EXERCISE AIM:
Can you copy out the data exactly? Leave the images out.

Dataset records on visual material:
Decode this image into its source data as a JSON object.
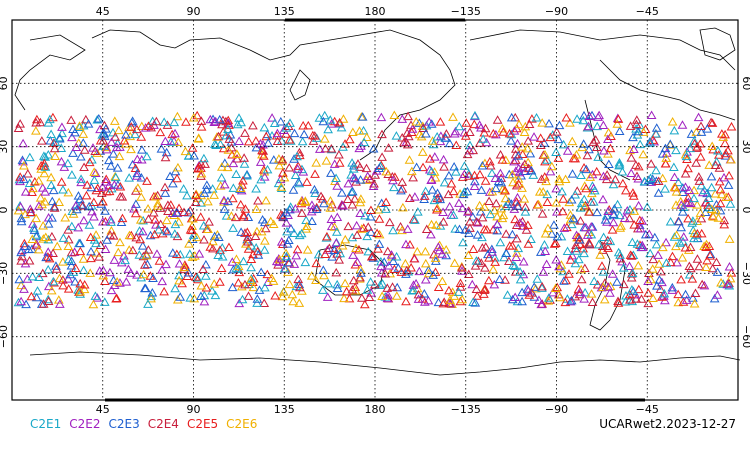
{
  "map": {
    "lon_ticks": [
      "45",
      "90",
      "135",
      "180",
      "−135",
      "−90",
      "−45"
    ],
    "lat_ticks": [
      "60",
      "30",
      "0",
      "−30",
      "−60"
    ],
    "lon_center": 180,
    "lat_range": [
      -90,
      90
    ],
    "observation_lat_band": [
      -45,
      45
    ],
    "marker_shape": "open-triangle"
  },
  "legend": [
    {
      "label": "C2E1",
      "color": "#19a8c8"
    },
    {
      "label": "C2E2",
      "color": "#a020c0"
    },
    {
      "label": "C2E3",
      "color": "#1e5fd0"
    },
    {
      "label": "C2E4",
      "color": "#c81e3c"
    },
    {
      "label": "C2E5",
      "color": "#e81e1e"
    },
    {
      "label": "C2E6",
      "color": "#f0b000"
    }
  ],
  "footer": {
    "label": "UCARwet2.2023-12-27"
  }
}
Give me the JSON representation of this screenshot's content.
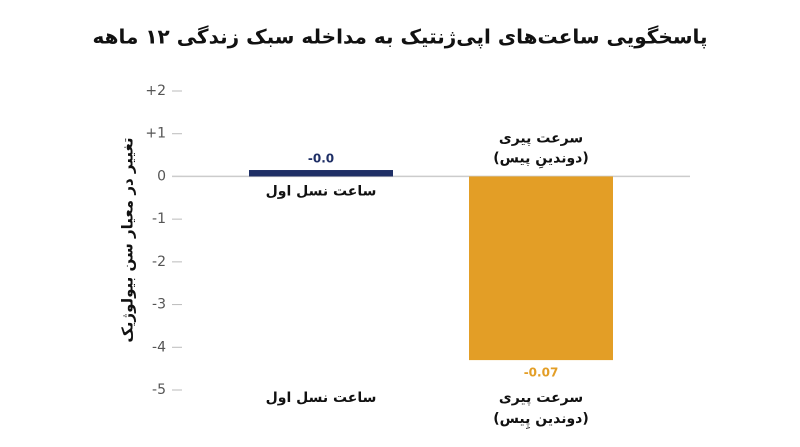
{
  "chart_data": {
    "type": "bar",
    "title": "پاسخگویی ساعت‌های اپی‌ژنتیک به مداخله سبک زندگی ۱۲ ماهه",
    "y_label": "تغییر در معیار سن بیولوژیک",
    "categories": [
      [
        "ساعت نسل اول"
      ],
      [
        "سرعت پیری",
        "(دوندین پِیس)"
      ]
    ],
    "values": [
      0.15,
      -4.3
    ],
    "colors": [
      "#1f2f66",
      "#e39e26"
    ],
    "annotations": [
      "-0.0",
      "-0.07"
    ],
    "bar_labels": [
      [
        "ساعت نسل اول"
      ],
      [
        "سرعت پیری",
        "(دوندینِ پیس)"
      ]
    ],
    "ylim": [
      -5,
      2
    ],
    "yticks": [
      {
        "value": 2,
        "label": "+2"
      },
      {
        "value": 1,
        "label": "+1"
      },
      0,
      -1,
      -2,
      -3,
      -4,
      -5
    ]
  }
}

WRITTEN RESPONSE:
Decode this image into its source data as a JSON object.
{
  "map": {
    "lon_ticks": [
      "45",
      "90",
      "135",
      "180",
      "−135",
      "−90",
      "−45"
    ],
    "lat_ticks": [
      "60",
      "30",
      "0",
      "−30",
      "−60"
    ],
    "lon_center": 180,
    "lat_range": [
      -90,
      90
    ],
    "observation_lat_band": [
      -45,
      45
    ],
    "marker_shape": "open-triangle"
  },
  "legend": [
    {
      "label": "C2E1",
      "color": "#19a8c8"
    },
    {
      "label": "C2E2",
      "color": "#a020c0"
    },
    {
      "label": "C2E3",
      "color": "#1e5fd0"
    },
    {
      "label": "C2E4",
      "color": "#c81e3c"
    },
    {
      "label": "C2E5",
      "color": "#e81e1e"
    },
    {
      "label": "C2E6",
      "color": "#f0b000"
    }
  ],
  "footer": {
    "label": "UCARwet2.2023-12-27"
  }
}
Give me the JSON representation of this screenshot's content.
{
  "chart_data": {
    "type": "bar",
    "title": "پاسخگویی ساعت‌های اپی‌ژنتیک به مداخله سبک زندگی ۱۲ ماهه",
    "y_label": "تغییر در معیار سن بیولوژیک",
    "categories": [
      [
        "ساعت نسل اول"
      ],
      [
        "سرعت پیری",
        "(دوندین پِیس)"
      ]
    ],
    "values": [
      0.15,
      -4.3
    ],
    "colors": [
      "#1f2f66",
      "#e39e26"
    ],
    "annotations": [
      "-0.0",
      "-0.07"
    ],
    "bar_labels": [
      [
        "ساعت نسل اول"
      ],
      [
        "سرعت پیری",
        "(دوندینِ پیس)"
      ]
    ],
    "ylim": [
      -5,
      2
    ],
    "yticks": [
      {
        "value": 2,
        "label": "+2"
      },
      {
        "value": 1,
        "label": "+1"
      },
      0,
      -1,
      -2,
      -3,
      -4,
      -5
    ]
  }
}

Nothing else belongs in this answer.